[start Dataset extract]

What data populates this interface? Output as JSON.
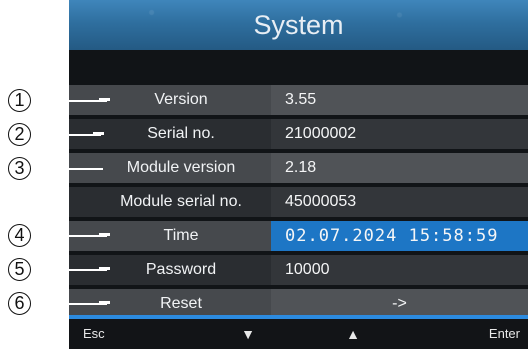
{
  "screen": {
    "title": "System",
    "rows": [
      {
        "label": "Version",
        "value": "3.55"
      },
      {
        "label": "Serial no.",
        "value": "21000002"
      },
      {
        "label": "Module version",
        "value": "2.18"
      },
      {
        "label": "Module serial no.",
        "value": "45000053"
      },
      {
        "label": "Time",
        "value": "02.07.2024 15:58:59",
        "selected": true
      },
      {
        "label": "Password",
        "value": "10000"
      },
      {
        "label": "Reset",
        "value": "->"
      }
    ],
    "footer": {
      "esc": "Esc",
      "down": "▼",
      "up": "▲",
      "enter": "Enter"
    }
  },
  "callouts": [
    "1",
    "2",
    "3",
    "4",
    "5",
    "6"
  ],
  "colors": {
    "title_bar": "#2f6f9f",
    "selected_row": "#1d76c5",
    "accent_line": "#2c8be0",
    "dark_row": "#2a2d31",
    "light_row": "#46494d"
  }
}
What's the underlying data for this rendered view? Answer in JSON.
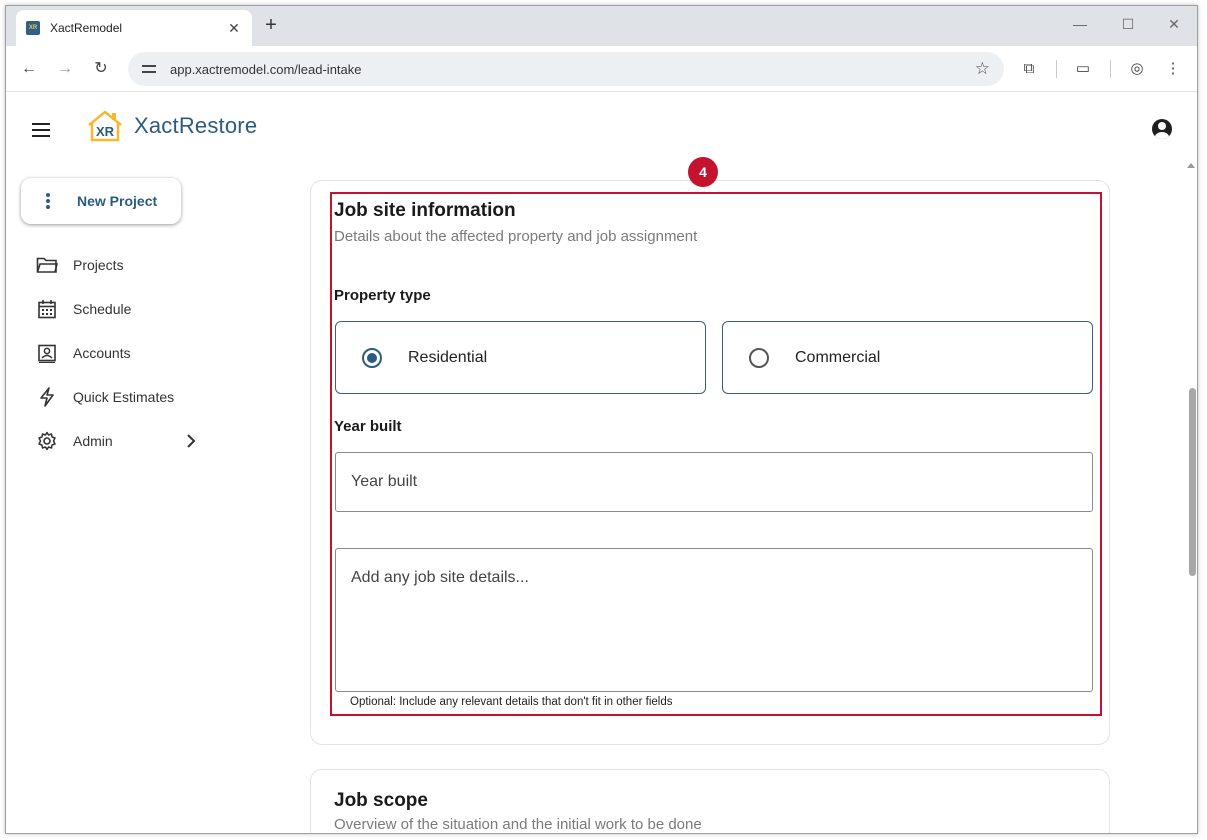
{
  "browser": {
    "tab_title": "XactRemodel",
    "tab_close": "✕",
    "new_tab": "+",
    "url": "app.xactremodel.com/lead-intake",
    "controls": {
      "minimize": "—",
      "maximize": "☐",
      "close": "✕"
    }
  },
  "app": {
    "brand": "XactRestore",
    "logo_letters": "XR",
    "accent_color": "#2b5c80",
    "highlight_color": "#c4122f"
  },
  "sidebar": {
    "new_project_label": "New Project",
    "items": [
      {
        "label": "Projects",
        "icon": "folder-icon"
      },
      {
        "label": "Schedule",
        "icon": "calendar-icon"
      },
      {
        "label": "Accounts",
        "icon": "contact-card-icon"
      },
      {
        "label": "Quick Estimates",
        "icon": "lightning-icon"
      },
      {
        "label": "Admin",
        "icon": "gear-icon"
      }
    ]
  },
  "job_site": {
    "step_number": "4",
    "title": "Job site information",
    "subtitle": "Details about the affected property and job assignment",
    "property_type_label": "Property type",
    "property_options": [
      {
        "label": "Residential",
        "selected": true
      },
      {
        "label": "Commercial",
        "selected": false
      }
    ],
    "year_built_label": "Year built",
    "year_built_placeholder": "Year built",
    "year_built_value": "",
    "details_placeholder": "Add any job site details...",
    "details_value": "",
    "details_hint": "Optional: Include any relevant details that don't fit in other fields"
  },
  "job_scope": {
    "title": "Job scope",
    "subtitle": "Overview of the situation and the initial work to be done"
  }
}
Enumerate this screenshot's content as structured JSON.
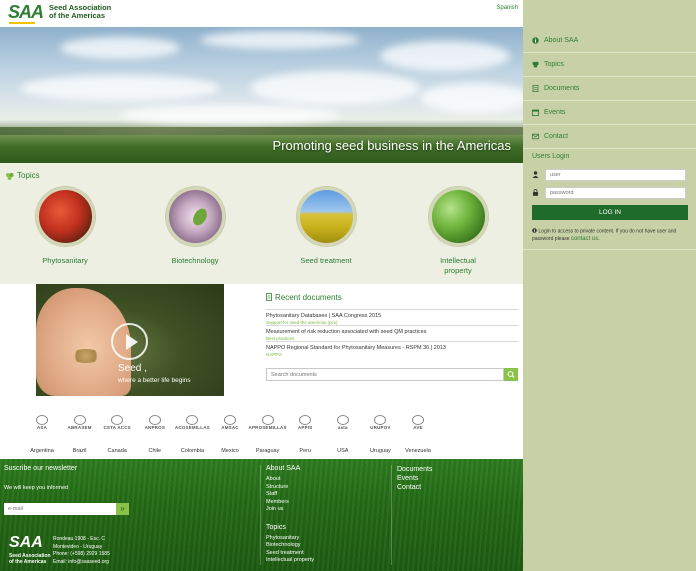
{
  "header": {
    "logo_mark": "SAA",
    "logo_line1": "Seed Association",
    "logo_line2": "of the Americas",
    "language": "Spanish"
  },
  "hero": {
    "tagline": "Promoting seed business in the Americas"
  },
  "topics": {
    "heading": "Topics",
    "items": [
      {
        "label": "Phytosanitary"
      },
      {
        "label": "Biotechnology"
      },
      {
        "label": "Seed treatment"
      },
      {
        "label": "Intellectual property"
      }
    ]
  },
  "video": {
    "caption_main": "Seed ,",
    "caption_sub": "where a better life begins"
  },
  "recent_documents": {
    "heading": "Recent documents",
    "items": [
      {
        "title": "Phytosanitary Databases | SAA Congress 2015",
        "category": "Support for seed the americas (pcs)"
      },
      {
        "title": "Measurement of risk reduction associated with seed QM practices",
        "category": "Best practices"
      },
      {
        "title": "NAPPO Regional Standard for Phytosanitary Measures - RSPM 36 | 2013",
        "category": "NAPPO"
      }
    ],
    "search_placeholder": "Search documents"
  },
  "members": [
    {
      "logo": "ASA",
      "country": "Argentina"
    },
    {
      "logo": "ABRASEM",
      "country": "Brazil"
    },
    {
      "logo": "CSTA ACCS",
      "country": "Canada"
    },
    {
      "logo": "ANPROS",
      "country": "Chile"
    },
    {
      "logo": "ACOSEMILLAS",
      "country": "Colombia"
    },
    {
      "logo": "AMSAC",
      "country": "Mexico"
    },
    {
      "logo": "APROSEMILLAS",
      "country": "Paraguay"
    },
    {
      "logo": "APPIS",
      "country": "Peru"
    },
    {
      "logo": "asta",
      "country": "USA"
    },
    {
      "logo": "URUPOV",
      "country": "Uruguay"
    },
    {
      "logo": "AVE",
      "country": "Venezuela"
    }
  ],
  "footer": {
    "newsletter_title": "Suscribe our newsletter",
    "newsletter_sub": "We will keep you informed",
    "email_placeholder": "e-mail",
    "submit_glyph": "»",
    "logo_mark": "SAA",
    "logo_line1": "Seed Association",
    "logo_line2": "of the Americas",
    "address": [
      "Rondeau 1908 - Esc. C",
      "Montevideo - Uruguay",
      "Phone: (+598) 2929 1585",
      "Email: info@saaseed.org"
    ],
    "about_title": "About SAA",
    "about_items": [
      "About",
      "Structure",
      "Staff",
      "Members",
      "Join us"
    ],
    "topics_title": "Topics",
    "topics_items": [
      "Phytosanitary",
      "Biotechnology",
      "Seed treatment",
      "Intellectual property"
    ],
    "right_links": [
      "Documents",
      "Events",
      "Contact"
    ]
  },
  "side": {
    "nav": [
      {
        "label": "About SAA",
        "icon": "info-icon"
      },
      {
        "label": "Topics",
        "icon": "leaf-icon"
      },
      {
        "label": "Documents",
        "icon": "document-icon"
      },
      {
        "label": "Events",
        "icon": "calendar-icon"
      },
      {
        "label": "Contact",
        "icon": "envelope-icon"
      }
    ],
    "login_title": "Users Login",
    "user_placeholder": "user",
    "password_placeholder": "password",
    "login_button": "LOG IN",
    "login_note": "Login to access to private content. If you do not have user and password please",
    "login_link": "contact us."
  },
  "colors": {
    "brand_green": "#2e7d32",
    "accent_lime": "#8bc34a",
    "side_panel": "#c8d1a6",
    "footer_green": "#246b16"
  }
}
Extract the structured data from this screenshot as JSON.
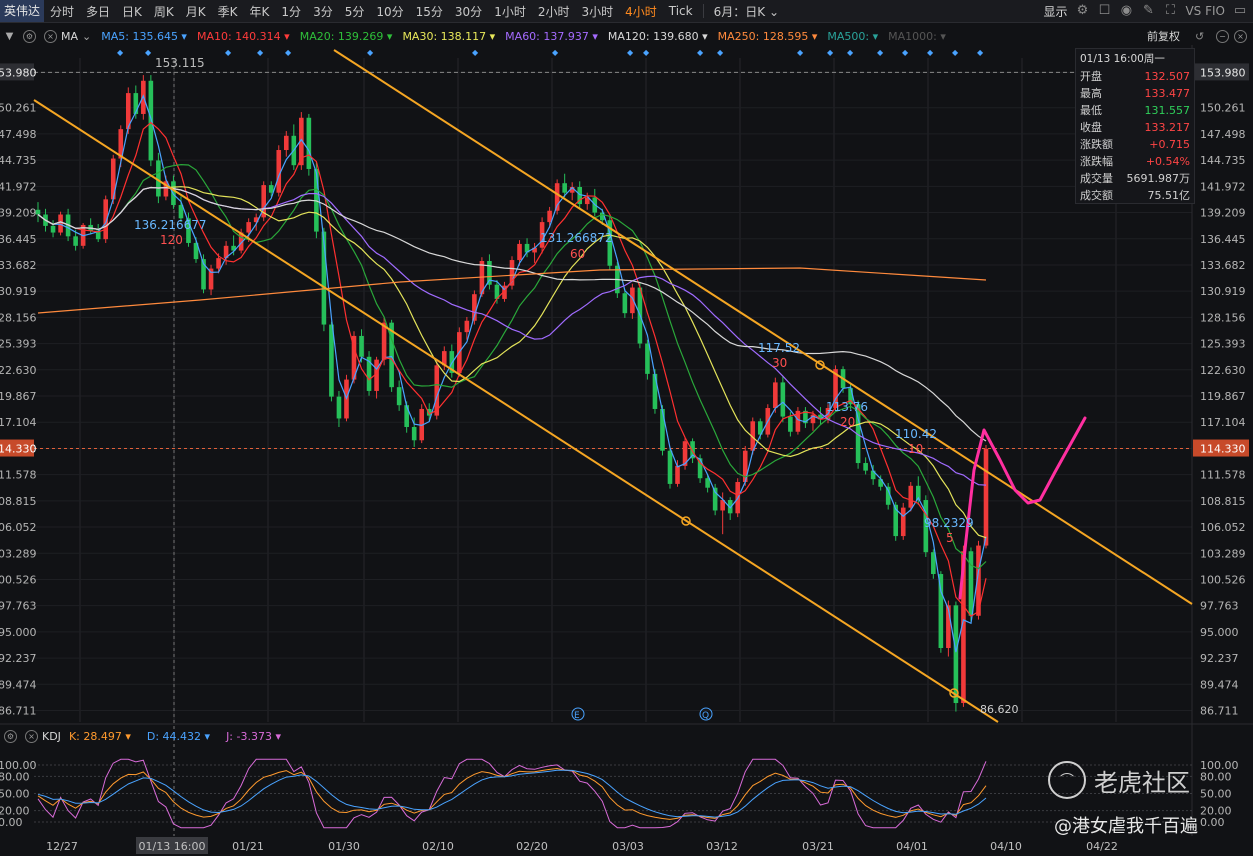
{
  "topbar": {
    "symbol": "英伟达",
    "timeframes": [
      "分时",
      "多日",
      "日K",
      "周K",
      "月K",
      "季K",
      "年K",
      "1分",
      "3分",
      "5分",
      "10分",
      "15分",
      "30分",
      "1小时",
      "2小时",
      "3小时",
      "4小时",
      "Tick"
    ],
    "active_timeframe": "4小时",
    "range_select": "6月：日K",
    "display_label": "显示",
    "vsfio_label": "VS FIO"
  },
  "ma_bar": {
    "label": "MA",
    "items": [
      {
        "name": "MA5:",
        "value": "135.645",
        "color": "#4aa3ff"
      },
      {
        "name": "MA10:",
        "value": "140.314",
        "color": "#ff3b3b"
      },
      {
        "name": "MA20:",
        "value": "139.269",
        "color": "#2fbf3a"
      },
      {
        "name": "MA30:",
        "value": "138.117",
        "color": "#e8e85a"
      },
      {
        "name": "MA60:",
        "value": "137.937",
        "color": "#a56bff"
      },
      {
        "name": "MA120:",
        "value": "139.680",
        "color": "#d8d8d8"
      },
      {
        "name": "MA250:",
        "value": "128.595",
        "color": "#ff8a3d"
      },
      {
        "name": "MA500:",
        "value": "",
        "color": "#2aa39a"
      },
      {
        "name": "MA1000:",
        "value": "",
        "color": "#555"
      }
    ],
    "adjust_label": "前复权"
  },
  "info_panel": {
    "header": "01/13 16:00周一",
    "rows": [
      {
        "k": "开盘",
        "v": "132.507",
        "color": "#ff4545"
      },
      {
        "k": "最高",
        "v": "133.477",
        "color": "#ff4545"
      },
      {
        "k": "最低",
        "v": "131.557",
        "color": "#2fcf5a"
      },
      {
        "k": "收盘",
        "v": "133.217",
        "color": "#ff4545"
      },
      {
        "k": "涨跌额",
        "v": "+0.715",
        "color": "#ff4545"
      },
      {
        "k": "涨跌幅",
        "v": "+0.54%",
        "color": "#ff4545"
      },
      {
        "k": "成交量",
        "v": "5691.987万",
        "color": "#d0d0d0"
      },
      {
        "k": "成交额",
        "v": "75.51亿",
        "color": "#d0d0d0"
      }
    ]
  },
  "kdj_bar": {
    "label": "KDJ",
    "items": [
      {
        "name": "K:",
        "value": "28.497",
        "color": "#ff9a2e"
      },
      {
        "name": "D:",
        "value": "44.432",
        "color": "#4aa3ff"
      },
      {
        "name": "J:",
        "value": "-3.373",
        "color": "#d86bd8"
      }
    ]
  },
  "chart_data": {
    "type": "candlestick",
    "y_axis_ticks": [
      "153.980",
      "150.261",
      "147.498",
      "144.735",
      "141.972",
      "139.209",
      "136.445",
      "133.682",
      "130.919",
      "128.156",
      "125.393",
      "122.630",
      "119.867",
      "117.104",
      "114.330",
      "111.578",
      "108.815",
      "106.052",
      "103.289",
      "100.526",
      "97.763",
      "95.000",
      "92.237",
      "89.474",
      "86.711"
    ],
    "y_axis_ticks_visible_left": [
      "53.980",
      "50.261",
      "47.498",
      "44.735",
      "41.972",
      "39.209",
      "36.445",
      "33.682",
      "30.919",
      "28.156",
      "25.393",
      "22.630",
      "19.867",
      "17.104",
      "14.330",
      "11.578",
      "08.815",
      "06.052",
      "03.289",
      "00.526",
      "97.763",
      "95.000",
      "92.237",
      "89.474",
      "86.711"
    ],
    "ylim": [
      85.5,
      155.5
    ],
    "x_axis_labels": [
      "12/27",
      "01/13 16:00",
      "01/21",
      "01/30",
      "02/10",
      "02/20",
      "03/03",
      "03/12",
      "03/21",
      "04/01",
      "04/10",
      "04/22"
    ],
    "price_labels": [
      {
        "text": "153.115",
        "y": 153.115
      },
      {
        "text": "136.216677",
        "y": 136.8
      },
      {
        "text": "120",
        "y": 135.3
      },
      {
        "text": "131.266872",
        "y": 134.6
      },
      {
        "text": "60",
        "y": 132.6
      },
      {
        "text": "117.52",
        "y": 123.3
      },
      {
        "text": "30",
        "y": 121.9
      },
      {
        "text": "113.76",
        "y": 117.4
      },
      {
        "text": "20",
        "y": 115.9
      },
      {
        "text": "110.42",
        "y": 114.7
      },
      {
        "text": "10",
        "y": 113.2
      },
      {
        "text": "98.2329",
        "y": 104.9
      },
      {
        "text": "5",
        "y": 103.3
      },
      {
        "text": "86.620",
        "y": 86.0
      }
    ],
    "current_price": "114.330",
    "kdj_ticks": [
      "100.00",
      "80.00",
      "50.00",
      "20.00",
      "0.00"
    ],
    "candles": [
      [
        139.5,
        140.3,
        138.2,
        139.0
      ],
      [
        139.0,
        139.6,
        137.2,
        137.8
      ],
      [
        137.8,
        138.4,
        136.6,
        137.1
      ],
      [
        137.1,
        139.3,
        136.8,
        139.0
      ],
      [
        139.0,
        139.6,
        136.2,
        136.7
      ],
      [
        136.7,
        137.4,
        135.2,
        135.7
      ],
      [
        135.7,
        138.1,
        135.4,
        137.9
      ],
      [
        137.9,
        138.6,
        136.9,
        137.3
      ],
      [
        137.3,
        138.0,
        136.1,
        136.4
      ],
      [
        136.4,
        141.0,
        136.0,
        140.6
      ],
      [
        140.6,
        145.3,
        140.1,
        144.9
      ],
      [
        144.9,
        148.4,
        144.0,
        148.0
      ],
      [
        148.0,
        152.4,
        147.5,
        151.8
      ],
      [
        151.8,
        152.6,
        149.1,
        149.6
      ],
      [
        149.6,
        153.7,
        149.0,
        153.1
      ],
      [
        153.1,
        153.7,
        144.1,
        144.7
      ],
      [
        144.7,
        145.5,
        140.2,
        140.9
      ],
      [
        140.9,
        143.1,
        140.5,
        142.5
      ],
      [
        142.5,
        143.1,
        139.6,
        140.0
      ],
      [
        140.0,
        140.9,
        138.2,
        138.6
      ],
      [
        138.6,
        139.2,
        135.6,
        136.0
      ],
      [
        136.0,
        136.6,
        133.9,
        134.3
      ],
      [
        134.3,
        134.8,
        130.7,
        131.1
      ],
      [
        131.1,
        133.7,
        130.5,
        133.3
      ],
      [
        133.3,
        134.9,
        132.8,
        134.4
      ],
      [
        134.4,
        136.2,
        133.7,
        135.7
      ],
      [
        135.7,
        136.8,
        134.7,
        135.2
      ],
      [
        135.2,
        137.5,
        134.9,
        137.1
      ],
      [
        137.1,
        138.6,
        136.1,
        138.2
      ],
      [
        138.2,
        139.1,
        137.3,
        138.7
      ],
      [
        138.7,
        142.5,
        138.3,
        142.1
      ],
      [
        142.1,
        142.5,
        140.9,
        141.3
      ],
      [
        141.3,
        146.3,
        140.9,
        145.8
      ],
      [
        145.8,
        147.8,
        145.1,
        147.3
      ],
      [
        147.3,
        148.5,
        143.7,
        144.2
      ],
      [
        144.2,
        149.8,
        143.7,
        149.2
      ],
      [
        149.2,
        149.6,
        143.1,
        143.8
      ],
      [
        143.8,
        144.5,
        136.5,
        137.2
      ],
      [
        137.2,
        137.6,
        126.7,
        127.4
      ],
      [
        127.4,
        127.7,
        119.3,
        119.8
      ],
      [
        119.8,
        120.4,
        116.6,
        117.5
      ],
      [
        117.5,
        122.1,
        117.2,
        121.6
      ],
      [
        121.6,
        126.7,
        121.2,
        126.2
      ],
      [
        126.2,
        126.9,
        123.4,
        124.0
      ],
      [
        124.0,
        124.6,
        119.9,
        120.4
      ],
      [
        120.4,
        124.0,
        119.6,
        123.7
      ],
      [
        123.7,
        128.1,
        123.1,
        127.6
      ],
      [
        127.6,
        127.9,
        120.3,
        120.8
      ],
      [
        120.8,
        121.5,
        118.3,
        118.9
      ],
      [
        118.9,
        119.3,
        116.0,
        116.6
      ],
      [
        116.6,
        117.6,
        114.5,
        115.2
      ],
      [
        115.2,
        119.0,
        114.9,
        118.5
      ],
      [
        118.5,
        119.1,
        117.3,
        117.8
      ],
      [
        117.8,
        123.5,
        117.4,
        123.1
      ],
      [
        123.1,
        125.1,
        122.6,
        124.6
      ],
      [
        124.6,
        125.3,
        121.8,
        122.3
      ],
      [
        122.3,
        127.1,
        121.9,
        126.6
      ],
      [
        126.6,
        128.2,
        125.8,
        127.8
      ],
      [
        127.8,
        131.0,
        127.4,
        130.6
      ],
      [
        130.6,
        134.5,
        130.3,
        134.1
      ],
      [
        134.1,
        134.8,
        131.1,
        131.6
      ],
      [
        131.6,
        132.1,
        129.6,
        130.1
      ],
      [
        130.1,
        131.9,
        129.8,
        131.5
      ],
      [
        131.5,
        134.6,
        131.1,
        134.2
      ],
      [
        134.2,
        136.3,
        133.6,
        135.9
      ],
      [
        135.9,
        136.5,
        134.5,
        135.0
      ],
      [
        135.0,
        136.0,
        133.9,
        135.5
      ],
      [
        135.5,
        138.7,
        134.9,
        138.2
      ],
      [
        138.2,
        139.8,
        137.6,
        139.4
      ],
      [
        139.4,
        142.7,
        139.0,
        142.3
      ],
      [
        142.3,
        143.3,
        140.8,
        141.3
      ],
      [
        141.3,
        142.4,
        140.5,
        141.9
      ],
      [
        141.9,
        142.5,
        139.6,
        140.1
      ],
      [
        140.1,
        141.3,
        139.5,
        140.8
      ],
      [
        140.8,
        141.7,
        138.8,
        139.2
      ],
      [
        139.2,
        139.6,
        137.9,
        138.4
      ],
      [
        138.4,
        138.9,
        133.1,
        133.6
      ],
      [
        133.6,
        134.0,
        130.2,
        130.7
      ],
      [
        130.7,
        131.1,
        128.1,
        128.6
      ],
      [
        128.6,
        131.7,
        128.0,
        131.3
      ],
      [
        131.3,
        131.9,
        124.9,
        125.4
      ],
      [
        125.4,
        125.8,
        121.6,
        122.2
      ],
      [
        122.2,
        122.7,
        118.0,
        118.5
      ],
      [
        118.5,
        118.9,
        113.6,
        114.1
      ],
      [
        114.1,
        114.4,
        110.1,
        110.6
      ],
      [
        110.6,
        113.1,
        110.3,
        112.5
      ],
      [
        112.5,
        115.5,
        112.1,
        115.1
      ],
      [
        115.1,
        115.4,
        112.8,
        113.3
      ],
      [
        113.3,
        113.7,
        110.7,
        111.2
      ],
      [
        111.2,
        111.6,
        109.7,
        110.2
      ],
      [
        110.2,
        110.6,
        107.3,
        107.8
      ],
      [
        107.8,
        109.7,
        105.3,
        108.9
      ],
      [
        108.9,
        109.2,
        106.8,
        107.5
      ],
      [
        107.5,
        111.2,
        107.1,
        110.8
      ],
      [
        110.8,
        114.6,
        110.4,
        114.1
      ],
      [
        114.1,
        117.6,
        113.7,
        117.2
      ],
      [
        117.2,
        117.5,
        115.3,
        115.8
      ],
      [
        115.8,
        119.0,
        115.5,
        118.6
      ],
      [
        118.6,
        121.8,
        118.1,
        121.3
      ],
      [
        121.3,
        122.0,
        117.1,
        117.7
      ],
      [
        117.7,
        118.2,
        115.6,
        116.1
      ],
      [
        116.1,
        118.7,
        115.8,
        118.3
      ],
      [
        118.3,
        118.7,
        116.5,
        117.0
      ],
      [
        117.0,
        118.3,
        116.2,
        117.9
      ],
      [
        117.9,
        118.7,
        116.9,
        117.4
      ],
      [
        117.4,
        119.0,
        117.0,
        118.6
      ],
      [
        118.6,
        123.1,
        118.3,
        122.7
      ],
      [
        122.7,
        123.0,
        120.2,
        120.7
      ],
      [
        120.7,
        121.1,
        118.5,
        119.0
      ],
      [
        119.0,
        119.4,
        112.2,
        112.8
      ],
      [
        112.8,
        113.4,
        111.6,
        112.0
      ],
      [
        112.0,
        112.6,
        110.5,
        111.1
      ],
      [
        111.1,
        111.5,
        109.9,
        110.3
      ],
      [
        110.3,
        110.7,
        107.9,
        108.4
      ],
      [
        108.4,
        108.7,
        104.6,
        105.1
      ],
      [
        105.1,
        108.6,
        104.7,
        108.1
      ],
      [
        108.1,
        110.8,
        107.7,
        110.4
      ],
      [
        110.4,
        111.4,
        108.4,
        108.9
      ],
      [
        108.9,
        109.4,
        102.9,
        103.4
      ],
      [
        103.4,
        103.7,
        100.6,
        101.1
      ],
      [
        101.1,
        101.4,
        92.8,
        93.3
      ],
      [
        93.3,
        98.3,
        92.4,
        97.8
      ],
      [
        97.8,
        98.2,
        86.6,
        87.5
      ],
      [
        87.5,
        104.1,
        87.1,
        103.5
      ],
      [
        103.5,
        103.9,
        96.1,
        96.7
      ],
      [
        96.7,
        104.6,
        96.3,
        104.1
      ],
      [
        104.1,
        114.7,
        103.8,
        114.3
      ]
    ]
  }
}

[end Dataset extract]

__Task instructions__. Tally up how many lines in the preceding listing contain the word "structured". Give nothing but the number.

__The completed task__. 2